STATED TASK
You are to retype all of the data exactly as it appears.

Dataset rows:
+ + + + +

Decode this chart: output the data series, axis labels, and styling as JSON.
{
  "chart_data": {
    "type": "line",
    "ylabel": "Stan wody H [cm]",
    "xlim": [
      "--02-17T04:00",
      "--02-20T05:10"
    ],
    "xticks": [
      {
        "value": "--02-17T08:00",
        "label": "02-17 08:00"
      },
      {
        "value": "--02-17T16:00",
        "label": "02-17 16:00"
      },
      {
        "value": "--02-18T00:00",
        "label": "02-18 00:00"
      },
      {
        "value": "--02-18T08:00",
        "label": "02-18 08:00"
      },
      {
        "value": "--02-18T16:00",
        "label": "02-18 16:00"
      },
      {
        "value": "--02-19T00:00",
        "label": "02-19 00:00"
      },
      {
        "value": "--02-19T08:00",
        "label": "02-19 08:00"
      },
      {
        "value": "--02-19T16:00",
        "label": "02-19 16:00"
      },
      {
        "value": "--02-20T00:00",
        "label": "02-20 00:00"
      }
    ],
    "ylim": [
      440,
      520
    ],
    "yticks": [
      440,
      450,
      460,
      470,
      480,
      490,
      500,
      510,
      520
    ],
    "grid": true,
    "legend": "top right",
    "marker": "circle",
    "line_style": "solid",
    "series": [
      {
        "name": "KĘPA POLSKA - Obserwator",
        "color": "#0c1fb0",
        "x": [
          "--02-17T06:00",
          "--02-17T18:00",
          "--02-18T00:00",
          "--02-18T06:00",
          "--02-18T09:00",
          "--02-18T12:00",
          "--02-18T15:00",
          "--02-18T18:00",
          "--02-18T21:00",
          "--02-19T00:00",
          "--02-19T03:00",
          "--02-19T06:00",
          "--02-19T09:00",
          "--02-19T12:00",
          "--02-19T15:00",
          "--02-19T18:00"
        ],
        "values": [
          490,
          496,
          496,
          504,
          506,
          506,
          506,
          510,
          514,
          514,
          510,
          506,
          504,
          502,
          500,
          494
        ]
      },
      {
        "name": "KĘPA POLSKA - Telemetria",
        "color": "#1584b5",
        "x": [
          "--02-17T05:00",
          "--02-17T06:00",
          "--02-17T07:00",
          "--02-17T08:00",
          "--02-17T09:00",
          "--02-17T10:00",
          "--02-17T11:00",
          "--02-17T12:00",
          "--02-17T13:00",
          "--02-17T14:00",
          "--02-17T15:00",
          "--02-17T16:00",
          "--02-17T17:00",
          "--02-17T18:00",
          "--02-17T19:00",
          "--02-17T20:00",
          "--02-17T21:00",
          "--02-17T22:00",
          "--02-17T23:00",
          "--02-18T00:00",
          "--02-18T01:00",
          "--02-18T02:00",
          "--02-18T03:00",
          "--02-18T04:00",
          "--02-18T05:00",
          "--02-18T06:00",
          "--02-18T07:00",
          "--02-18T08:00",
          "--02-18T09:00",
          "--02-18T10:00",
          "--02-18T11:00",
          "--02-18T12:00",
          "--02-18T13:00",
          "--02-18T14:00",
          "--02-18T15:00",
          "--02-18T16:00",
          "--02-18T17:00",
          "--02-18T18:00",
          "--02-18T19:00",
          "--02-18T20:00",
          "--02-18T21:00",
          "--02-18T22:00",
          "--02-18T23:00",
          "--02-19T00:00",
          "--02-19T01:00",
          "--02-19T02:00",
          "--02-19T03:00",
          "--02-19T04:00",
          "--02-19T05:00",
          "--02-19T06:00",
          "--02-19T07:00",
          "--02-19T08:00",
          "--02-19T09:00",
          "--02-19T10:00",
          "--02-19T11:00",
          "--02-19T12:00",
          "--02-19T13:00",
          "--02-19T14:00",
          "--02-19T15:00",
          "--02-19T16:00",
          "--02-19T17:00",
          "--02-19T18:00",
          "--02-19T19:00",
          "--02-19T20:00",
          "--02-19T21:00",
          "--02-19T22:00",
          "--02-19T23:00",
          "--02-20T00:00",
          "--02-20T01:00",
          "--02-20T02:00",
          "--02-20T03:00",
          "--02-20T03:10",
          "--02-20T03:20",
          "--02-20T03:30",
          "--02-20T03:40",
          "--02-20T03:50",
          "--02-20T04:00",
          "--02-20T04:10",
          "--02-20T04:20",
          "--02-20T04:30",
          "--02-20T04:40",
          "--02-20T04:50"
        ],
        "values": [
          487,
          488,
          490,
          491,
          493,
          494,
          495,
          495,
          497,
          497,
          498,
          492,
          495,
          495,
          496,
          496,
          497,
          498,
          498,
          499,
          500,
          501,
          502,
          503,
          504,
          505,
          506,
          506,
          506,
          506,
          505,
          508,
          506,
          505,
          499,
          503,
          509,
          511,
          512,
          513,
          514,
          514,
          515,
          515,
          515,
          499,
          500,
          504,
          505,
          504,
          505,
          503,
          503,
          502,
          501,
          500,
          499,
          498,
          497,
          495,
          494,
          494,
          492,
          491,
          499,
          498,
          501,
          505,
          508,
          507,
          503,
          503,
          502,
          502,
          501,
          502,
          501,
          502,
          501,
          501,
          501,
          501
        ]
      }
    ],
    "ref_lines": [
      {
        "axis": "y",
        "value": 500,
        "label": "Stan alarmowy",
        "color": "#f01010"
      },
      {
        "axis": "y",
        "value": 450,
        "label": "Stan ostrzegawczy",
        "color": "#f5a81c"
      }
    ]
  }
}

+ + + + +

TASK RESPONSE
Decode this chart: output the data series, axis labels, and styling as JSON.
{
  "chart_data": {
    "type": "line",
    "ylabel": "Stan wody H [cm]",
    "xlim": [
      "--02-17T04:00",
      "--02-20T05:10"
    ],
    "xticks": [
      {
        "value": "--02-17T08:00",
        "label": "02-17 08:00"
      },
      {
        "value": "--02-17T16:00",
        "label": "02-17 16:00"
      },
      {
        "value": "--02-18T00:00",
        "label": "02-18 00:00"
      },
      {
        "value": "--02-18T08:00",
        "label": "02-18 08:00"
      },
      {
        "value": "--02-18T16:00",
        "label": "02-18 16:00"
      },
      {
        "value": "--02-19T00:00",
        "label": "02-19 00:00"
      },
      {
        "value": "--02-19T08:00",
        "label": "02-19 08:00"
      },
      {
        "value": "--02-19T16:00",
        "label": "02-19 16:00"
      },
      {
        "value": "--02-20T00:00",
        "label": "02-20 00:00"
      }
    ],
    "ylim": [
      440,
      520
    ],
    "yticks": [
      440,
      450,
      460,
      470,
      480,
      490,
      500,
      510,
      520
    ],
    "grid": true,
    "legend": "top right",
    "marker": "circle",
    "line_style": "solid",
    "series": [
      {
        "name": "KĘPA POLSKA - Obserwator",
        "color": "#0c1fb0",
        "x": [
          "--02-17T06:00",
          "--02-17T18:00",
          "--02-18T00:00",
          "--02-18T06:00",
          "--02-18T09:00",
          "--02-18T12:00",
          "--02-18T15:00",
          "--02-18T18:00",
          "--02-18T21:00",
          "--02-19T00:00",
          "--02-19T03:00",
          "--02-19T06:00",
          "--02-19T09:00",
          "--02-19T12:00",
          "--02-19T15:00",
          "--02-19T18:00"
        ],
        "values": [
          490,
          496,
          496,
          504,
          506,
          506,
          506,
          510,
          514,
          514,
          510,
          506,
          504,
          502,
          500,
          494
        ]
      },
      {
        "name": "KĘPA POLSKA - Telemetria",
        "color": "#1584b5",
        "x": [
          "--02-17T05:00",
          "--02-17T06:00",
          "--02-17T07:00",
          "--02-17T08:00",
          "--02-17T09:00",
          "--02-17T10:00",
          "--02-17T11:00",
          "--02-17T12:00",
          "--02-17T13:00",
          "--02-17T14:00",
          "--02-17T15:00",
          "--02-17T16:00",
          "--02-17T17:00",
          "--02-17T18:00",
          "--02-17T19:00",
          "--02-17T20:00",
          "--02-17T21:00",
          "--02-17T22:00",
          "--02-17T23:00",
          "--02-18T00:00",
          "--02-18T01:00",
          "--02-18T02:00",
          "--02-18T03:00",
          "--02-18T04:00",
          "--02-18T05:00",
          "--02-18T06:00",
          "--02-18T07:00",
          "--02-18T08:00",
          "--02-18T09:00",
          "--02-18T10:00",
          "--02-18T11:00",
          "--02-18T12:00",
          "--02-18T13:00",
          "--02-18T14:00",
          "--02-18T15:00",
          "--02-18T16:00",
          "--02-18T17:00",
          "--02-18T18:00",
          "--02-18T19:00",
          "--02-18T20:00",
          "--02-18T21:00",
          "--02-18T22:00",
          "--02-18T23:00",
          "--02-19T00:00",
          "--02-19T01:00",
          "--02-19T02:00",
          "--02-19T03:00",
          "--02-19T04:00",
          "--02-19T05:00",
          "--02-19T06:00",
          "--02-19T07:00",
          "--02-19T08:00",
          "--02-19T09:00",
          "--02-19T10:00",
          "--02-19T11:00",
          "--02-19T12:00",
          "--02-19T13:00",
          "--02-19T14:00",
          "--02-19T15:00",
          "--02-19T16:00",
          "--02-19T17:00",
          "--02-19T18:00",
          "--02-19T19:00",
          "--02-19T20:00",
          "--02-19T21:00",
          "--02-19T22:00",
          "--02-19T23:00",
          "--02-20T00:00",
          "--02-20T01:00",
          "--02-20T02:00",
          "--02-20T03:00",
          "--02-20T03:10",
          "--02-20T03:20",
          "--02-20T03:30",
          "--02-20T03:40",
          "--02-20T03:50",
          "--02-20T04:00",
          "--02-20T04:10",
          "--02-20T04:20",
          "--02-20T04:30",
          "--02-20T04:40",
          "--02-20T04:50"
        ],
        "values": [
          487,
          488,
          490,
          491,
          493,
          494,
          495,
          495,
          497,
          497,
          498,
          492,
          495,
          495,
          496,
          496,
          497,
          498,
          498,
          499,
          500,
          501,
          502,
          503,
          504,
          505,
          506,
          506,
          506,
          506,
          505,
          508,
          506,
          505,
          499,
          503,
          509,
          511,
          512,
          513,
          514,
          514,
          515,
          515,
          515,
          499,
          500,
          504,
          505,
          504,
          505,
          503,
          503,
          502,
          501,
          500,
          499,
          498,
          497,
          495,
          494,
          494,
          492,
          491,
          499,
          498,
          501,
          505,
          508,
          507,
          503,
          503,
          502,
          502,
          501,
          502,
          501,
          502,
          501,
          501,
          501,
          501
        ]
      }
    ],
    "ref_lines": [
      {
        "axis": "y",
        "value": 500,
        "label": "Stan alarmowy",
        "color": "#f01010"
      },
      {
        "axis": "y",
        "value": 450,
        "label": "Stan ostrzegawczy",
        "color": "#f5a81c"
      }
    ]
  }
}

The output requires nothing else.